#### BRIEF:
Repeat each line exactly, leaving nothing out.

____

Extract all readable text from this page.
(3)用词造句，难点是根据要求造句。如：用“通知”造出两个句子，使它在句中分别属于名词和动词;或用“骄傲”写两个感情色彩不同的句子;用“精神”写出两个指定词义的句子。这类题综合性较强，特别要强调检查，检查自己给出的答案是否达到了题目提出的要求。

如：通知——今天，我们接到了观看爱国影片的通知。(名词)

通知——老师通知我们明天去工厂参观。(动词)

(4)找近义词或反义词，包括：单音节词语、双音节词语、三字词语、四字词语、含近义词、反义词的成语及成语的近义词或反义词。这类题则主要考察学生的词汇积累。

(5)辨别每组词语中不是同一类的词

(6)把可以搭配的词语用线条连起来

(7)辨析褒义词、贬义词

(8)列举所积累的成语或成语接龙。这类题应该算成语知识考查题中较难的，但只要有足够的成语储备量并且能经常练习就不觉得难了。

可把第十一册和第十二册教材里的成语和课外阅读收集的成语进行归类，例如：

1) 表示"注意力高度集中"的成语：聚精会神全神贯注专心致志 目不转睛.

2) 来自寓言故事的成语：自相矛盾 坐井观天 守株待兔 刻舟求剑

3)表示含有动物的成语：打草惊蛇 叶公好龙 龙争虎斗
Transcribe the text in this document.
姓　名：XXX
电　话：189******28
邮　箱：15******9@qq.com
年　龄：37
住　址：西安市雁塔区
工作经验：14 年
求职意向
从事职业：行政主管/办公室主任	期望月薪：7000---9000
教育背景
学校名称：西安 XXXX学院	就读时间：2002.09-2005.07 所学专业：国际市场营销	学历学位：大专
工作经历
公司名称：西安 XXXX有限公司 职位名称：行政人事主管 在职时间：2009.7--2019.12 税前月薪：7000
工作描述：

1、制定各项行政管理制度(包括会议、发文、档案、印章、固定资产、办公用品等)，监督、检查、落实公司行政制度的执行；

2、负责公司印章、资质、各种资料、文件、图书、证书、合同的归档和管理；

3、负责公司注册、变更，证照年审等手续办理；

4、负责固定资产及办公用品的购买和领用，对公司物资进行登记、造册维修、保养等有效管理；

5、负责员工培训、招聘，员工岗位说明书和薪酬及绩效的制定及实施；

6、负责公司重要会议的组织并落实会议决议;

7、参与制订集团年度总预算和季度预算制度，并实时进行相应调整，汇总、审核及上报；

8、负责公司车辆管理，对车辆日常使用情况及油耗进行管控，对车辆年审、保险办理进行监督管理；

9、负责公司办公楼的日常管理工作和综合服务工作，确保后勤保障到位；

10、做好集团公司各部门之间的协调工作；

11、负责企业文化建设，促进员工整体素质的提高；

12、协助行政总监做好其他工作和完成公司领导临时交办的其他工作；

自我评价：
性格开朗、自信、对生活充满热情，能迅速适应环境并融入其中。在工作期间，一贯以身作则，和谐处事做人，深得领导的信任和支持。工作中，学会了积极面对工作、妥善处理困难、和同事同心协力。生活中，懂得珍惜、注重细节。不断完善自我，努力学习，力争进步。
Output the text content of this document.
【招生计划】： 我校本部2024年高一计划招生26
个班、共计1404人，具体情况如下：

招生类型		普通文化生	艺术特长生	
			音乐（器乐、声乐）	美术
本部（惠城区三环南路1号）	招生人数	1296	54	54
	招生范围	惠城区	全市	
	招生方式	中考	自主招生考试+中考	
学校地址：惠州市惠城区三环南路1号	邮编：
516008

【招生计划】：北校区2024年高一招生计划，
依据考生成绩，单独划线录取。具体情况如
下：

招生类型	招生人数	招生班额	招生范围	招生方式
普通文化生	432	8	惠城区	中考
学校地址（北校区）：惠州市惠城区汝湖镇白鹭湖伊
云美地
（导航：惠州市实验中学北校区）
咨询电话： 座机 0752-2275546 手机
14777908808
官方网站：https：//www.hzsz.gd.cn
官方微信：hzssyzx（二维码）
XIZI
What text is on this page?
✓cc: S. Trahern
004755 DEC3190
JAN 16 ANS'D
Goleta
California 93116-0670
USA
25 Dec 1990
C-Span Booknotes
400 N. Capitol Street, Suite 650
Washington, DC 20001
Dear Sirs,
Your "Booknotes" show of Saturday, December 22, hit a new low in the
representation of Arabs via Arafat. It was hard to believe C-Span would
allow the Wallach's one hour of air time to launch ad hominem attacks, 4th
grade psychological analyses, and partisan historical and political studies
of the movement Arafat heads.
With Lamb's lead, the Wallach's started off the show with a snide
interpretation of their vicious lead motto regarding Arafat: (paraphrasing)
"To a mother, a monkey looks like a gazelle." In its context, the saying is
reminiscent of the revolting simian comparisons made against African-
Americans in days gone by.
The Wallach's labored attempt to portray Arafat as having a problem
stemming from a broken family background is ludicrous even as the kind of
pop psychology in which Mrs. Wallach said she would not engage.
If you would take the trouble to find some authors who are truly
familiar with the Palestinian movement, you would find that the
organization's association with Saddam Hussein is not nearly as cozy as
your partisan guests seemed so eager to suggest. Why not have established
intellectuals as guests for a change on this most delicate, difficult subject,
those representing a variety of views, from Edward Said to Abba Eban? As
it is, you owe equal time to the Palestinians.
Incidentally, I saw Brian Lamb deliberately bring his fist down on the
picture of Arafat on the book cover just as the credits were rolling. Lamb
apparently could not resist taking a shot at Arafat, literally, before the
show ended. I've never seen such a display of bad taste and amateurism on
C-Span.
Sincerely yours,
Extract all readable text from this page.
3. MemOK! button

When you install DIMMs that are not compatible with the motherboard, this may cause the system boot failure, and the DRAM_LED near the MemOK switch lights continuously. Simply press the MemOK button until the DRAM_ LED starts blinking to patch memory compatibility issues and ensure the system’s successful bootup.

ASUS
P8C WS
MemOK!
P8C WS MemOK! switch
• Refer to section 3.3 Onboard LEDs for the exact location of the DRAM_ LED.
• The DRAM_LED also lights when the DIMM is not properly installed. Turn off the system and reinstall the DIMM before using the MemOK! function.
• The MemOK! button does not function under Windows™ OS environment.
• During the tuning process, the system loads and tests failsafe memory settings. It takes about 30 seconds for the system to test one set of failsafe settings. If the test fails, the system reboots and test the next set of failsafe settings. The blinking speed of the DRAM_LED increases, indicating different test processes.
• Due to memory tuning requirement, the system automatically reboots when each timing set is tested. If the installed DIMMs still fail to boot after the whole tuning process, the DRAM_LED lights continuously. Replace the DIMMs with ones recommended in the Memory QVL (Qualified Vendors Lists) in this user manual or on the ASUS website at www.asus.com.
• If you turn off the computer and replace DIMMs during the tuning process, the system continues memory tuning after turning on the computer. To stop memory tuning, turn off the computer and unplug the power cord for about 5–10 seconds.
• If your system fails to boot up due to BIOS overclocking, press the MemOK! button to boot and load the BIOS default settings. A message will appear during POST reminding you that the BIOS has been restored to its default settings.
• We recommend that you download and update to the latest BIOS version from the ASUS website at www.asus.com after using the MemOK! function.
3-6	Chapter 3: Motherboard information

____

#### SOLUTION TO THIS TASK:
Extract all readable text from this page.
(3)用词造句，难点是根据要求造句。如：用“通知”造出两个句子，使它在句中分别属于名词和动词;或用“骄傲”写两个感情色彩不同的句子;用“精神”写出两个指定词义的句子。这类题综合性较强，特别要强调检查，检查自己给出的答案是否达到了题目提出的要求。

如：通知——今天，我们接到了观看爱国影片的通知。(名词)

通知——老师通知我们明天去工厂参观。(动词)

(4)找近义词或反义词，包括：单音节词语、双音节词语、三字词语、四字词语、含近义词、反义词的成语及成语的近义词或反义词。这类题则主要考察学生的词汇积累。

(5)辨别每组词语中不是同一类的词

(6)把可以搭配的词语用线条连起来

(7)辨析褒义词、贬义词

(8)列举所积累的成语或成语接龙。这类题应该算成语知识考查题中较难的，但只要有足够的成语储备量并且能经常练习就不觉得难了。

可把第十一册和第十二册教材里的成语和课外阅读收集的成语进行归类，例如：

1) 表示"注意力高度集中"的成语：聚精会神全神贯注专心致志 目不转睛.

2) 来自寓言故事的成语：自相矛盾 坐井观天 守株待兔 刻舟求剑

3)表示含有动物的成语：打草惊蛇 叶公好龙 龙争虎斗
Transcribe the text in this document.
姓　名：XXX
电　话：189******28
邮　箱：15******9@qq.com
年　龄：37
住　址：西安市雁塔区
工作经验：14 年
求职意向
从事职业：行政主管/办公室主任	期望月薪：7000---9000
教育背景
学校名称：西安 XXXX学院	就读时间：2002.09-2005.07 所学专业：国际市场营销	学历学位：大专
工作经历
公司名称：西安 XXXX有限公司 职位名称：行政人事主管 在职时间：2009.7--2019.12 税前月薪：7000
工作描述：

1、制定各项行政管理制度(包括会议、发文、档案、印章、固定资产、办公用品等)，监督、检查、落实公司行政制度的执行；

2、负责公司印章、资质、各种资料、文件、图书、证书、合同的归档和管理；

3、负责公司注册、变更，证照年审等手续办理；

4、负责固定资产及办公用品的购买和领用，对公司物资进行登记、造册维修、保养等有效管理；

5、负责员工培训、招聘，员工岗位说明书和薪酬及绩效的制定及实施；

6、负责公司重要会议的组织并落实会议决议;

7、参与制订集团年度总预算和季度预算制度，并实时进行相应调整，汇总、审核及上报；

8、负责公司车辆管理，对车辆日常使用情况及油耗进行管控，对车辆年审、保险办理进行监督管理；

9、负责公司办公楼的日常管理工作和综合服务工作，确保后勤保障到位；

10、做好集团公司各部门之间的协调工作；

11、负责企业文化建设，促进员工整体素质的提高；

12、协助行政总监做好其他工作和完成公司领导临时交办的其他工作；

自我评价：
性格开朗、自信、对生活充满热情，能迅速适应环境并融入其中。在工作期间，一贯以身作则，和谐处事做人，深得领导的信任和支持。工作中，学会了积极面对工作、妥善处理困难、和同事同心协力。生活中，懂得珍惜、注重细节。不断完善自我，努力学习，力争进步。
Output the text content of this document.
【招生计划】： 我校本部2024年高一计划招生26
个班、共计1404人，具体情况如下：

招生类型		普通文化生	艺术特长生	
			音乐（器乐、声乐）	美术
本部（惠城区三环南路1号）	招生人数	1296	54	54
	招生范围	惠城区	全市	
	招生方式	中考	自主招生考试+中考	
学校地址：惠州市惠城区三环南路1号	邮编：
516008

【招生计划】：北校区2024年高一招生计划，
依据考生成绩，单独划线录取。具体情况如
下：

招生类型	招生人数	招生班额	招生范围	招生方式
普通文化生	432	8	惠城区	中考
学校地址（北校区）：惠州市惠城区汝湖镇白鹭湖伊
云美地
（导航：惠州市实验中学北校区）
咨询电话： 座机 0752-2275546 手机
14777908808
官方网站：https：//www.hzsz.gd.cn
官方微信：hzssyzx（二维码）
XIZI
What text is on this page?
✓cc: S. Trahern
004755 DEC3190
JAN 16 ANS'D
Goleta
California 93116-0670
USA
25 Dec 1990
C-Span Booknotes
400 N. Capitol Street, Suite 650
Washington, DC 20001
Dear Sirs,
Your "Booknotes" show of Saturday, December 22, hit a new low in the
representation of Arabs via Arafat. It was hard to believe C-Span would
allow the Wallach's one hour of air time to launch ad hominem attacks, 4th
grade psychological analyses, and partisan historical and political studies
of the movement Arafat heads.
With Lamb's lead, the Wallach's started off the show with a snide
interpretation of their vicious lead motto regarding Arafat: (paraphrasing)
"To a mother, a monkey looks like a gazelle." In its context, the saying is
reminiscent of the revolting simian comparisons made against African-
Americans in days gone by.
The Wallach's labored attempt to portray Arafat as having a problem
stemming from a broken family background is ludicrous even as the kind of
pop psychology in which Mrs. Wallach said she would not engage.
If you would take the trouble to find some authors who are truly
familiar with the Palestinian movement, you would find that the
organization's association with Saddam Hussein is not nearly as cozy as
your partisan guests seemed so eager to suggest. Why not have established
intellectuals as guests for a change on this most delicate, difficult subject,
those representing a variety of views, from Edward Said to Abba Eban? As
it is, you owe equal time to the Palestinians.
Incidentally, I saw Brian Lamb deliberately bring his fist down on the
picture of Arafat on the book cover just as the credits were rolling. Lamb
apparently could not resist taking a shot at Arafat, literally, before the
show ended. I've never seen such a display of bad taste and amateurism on
C-Span.
Sincerely yours,
Extract all readable text from this page.
3. MemOK! button

When you install DIMMs that are not compatible with the motherboard, this may cause the system boot failure, and the DRAM_LED near the MemOK switch lights continuously. Simply press the MemOK button until the DRAM_ LED starts blinking to patch memory compatibility issues and ensure the system’s successful bootup.

ASUS
P8C WS
MemOK!
P8C WS MemOK! switch
• Refer to section 3.3 Onboard LEDs for the exact location of the DRAM_ LED.
• The DRAM_LED also lights when the DIMM is not properly installed. Turn off the system and reinstall the DIMM before using the MemOK! function.
• The MemOK! button does not function under Windows™ OS environment.
• During the tuning process, the system loads and tests failsafe memory settings. It takes about 30 seconds for the system to test one set of failsafe settings. If the test fails, the system reboots and test the next set of failsafe settings. The blinking speed of the DRAM_LED increases, indicating different test processes.
• Due to memory tuning requirement, the system automatically reboots when each timing set is tested. If the installed DIMMs still fail to boot after the whole tuning process, the DRAM_LED lights continuously. Replace the DIMMs with ones recommended in the Memory QVL (Qualified Vendors Lists) in this user manual or on the ASUS website at www.asus.com.
• If you turn off the computer and replace DIMMs during the tuning process, the system continues memory tuning after turning on the computer. To stop memory tuning, turn off the computer and unplug the power cord for about 5–10 seconds.
• If your system fails to boot up due to BIOS overclocking, press the MemOK! button to boot and load the BIOS default settings. A message will appear during POST reminding you that the BIOS has been restored to its default settings.
• We recommend that you download and update to the latest BIOS version from the ASUS website at www.asus.com after using the MemOK! function.
3-6	Chapter 3: Motherboard information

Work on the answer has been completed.